**Requirement:**
Copy the lines of the data below word for word, starting at the very first line and ending at the line that contains "x-tick-label: Italy bbox=[121, 258, 139, 291]", with both of those lines included.

(Spatial layout data)
•••

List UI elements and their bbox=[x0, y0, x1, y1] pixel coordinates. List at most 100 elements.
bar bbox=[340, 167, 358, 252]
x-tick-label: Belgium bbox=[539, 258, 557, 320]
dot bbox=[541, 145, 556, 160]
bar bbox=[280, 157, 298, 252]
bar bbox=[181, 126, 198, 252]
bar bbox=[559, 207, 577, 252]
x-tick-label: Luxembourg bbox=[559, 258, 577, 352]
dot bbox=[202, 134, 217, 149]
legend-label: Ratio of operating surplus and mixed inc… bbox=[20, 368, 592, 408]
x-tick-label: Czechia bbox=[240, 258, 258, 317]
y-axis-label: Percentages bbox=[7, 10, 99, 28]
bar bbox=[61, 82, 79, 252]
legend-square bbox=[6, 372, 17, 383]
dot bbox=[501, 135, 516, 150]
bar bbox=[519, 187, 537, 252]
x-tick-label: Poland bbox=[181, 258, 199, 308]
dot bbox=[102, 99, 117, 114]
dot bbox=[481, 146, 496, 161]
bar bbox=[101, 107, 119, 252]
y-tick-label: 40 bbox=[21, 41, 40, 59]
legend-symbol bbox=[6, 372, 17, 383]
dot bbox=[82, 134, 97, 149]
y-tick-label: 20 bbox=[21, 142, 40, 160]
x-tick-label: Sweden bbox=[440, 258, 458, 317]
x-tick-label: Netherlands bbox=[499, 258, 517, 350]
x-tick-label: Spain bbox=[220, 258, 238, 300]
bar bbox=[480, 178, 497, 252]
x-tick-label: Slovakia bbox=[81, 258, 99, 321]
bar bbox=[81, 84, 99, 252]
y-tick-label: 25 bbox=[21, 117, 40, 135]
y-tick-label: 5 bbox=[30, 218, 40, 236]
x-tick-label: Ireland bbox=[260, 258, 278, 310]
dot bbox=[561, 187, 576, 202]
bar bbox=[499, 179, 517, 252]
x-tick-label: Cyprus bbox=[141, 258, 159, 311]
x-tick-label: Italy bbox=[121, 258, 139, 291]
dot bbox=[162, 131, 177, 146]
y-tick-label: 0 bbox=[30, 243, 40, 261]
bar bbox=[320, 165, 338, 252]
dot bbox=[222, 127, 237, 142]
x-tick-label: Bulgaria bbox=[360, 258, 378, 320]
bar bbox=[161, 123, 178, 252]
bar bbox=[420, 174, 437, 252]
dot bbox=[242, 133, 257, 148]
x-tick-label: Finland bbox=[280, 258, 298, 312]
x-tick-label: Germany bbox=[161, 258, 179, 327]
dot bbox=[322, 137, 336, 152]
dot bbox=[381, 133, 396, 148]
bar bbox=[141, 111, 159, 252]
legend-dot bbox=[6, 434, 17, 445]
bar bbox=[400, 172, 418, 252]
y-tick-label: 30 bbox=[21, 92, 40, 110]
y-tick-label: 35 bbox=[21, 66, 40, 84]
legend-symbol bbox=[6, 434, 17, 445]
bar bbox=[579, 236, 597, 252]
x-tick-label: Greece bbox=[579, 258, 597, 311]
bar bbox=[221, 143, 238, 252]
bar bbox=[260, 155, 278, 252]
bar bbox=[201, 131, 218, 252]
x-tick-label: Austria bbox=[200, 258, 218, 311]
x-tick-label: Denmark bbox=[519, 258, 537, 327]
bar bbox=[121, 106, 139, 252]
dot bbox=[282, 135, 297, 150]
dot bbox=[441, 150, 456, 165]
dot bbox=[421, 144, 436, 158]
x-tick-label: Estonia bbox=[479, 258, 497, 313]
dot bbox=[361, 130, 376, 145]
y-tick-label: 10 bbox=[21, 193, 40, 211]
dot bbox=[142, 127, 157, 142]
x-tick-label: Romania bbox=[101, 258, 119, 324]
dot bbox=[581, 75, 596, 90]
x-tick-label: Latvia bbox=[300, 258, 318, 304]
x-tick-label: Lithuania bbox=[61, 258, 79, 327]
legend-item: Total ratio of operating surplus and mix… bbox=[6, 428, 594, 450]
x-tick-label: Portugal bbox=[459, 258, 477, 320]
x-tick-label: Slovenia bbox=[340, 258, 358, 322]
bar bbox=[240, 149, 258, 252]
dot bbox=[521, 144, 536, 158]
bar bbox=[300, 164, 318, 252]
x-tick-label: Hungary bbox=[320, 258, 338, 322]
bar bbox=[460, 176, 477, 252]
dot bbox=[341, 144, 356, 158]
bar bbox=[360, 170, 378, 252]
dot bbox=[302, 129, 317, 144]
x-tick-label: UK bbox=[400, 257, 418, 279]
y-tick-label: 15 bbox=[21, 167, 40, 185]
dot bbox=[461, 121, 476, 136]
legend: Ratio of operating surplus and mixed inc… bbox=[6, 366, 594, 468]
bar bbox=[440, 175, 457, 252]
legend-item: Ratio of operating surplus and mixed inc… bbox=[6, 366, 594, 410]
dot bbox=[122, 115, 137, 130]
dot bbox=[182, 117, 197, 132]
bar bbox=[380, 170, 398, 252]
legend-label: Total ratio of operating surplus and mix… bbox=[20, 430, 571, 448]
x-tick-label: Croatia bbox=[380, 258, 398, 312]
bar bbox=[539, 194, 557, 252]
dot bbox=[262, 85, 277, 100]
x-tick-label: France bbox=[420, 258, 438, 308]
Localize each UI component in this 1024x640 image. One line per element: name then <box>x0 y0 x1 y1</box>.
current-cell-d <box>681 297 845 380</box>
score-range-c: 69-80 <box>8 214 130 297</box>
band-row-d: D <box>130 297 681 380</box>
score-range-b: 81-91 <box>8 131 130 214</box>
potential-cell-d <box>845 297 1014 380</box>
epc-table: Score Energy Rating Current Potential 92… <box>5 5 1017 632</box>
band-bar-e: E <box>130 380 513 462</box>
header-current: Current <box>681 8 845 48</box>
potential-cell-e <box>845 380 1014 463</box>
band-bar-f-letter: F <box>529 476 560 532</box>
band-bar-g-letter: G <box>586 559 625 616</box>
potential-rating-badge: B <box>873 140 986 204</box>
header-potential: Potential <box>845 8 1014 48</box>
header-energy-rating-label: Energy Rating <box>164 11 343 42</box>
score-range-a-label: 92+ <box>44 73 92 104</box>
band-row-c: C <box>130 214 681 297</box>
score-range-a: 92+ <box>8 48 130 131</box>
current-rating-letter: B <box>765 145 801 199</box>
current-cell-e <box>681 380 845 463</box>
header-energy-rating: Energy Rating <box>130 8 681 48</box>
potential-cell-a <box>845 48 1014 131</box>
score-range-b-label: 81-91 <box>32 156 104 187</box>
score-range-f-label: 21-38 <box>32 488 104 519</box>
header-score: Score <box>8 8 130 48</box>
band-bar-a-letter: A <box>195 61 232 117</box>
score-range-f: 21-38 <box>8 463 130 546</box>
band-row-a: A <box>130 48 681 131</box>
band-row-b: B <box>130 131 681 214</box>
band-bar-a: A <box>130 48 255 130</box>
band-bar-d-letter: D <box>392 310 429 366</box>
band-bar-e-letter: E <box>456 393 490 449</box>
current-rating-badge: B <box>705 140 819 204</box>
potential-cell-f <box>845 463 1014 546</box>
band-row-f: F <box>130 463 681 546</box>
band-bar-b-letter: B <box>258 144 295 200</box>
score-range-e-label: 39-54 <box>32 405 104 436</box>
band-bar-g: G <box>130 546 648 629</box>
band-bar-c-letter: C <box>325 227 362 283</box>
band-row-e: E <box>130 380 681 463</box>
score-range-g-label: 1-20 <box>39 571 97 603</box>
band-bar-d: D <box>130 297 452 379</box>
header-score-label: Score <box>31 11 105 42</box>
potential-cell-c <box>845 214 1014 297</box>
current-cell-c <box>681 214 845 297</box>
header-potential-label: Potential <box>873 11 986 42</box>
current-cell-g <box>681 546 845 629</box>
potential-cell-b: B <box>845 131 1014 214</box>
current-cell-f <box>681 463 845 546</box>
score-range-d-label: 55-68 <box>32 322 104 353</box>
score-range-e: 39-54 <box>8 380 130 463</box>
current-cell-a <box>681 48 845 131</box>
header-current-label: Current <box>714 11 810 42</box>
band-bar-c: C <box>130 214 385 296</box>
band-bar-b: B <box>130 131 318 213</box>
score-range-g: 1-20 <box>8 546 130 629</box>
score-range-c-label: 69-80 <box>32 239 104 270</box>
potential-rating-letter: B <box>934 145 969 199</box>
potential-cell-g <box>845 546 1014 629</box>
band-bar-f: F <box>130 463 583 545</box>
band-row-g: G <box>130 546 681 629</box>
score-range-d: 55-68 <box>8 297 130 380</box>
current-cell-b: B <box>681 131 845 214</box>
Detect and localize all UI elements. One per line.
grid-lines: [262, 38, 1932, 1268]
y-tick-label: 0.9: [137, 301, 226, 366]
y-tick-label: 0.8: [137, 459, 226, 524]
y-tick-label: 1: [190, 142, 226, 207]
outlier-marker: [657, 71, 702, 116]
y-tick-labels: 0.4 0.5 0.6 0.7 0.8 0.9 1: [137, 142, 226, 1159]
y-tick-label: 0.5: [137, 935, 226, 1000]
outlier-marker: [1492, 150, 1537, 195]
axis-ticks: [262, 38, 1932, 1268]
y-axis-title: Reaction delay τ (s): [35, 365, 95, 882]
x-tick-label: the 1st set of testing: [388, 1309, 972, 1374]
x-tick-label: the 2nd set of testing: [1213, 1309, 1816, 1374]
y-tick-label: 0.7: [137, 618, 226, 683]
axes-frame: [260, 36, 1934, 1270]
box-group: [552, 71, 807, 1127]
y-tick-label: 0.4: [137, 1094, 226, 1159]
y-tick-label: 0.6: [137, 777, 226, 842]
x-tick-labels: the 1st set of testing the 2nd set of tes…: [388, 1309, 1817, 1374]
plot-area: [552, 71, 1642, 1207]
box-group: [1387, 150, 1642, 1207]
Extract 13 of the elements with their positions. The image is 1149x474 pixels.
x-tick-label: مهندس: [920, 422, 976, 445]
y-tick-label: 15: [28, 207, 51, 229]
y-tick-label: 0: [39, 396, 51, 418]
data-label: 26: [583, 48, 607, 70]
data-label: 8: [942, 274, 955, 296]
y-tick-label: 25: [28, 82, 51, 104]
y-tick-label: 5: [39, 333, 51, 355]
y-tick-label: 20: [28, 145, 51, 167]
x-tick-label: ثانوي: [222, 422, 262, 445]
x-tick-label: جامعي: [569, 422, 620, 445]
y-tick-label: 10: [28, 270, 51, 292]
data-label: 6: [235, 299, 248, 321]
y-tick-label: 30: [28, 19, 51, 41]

•••

**Output for this task:**
List UI elements and their bbox=[x0, y0, x1, y1] pixel coordinates. List at most 100 elements.
bar bbox=[340, 167, 358, 252]
x-tick-label: Belgium bbox=[539, 258, 557, 320]
dot bbox=[541, 145, 556, 160]
bar bbox=[280, 157, 298, 252]
bar bbox=[181, 126, 198, 252]
bar bbox=[559, 207, 577, 252]
x-tick-label: Luxembourg bbox=[559, 258, 577, 352]
dot bbox=[202, 134, 217, 149]
legend-label: Ratio of operating surplus and mixed inc… bbox=[20, 368, 592, 408]
x-tick-label: Czechia bbox=[240, 258, 258, 317]
y-axis-label: Percentages bbox=[7, 10, 99, 28]
bar bbox=[61, 82, 79, 252]
legend-square bbox=[6, 372, 17, 383]
dot bbox=[501, 135, 516, 150]
bar bbox=[519, 187, 537, 252]
x-tick-label: Poland bbox=[181, 258, 199, 308]
dot bbox=[102, 99, 117, 114]
dot bbox=[481, 146, 496, 161]
bar bbox=[101, 107, 119, 252]
y-tick-label: 40 bbox=[21, 41, 40, 59]
legend-symbol bbox=[6, 372, 17, 383]
dot bbox=[82, 134, 97, 149]
y-tick-label: 20 bbox=[21, 142, 40, 160]
x-tick-label: Sweden bbox=[440, 258, 458, 317]
x-tick-label: Netherlands bbox=[499, 258, 517, 350]
x-tick-label: Spain bbox=[220, 258, 238, 300]
bar bbox=[480, 178, 497, 252]
x-tick-label: Slovakia bbox=[81, 258, 99, 321]
bar bbox=[81, 84, 99, 252]
y-tick-label: 25 bbox=[21, 117, 40, 135]
y-tick-label: 5 bbox=[30, 218, 40, 236]
x-tick-label: Ireland bbox=[260, 258, 278, 310]
dot bbox=[561, 187, 576, 202]
bar bbox=[499, 179, 517, 252]
x-tick-label: Cyprus bbox=[141, 258, 159, 311]
x-tick-label: Italy bbox=[121, 258, 139, 291]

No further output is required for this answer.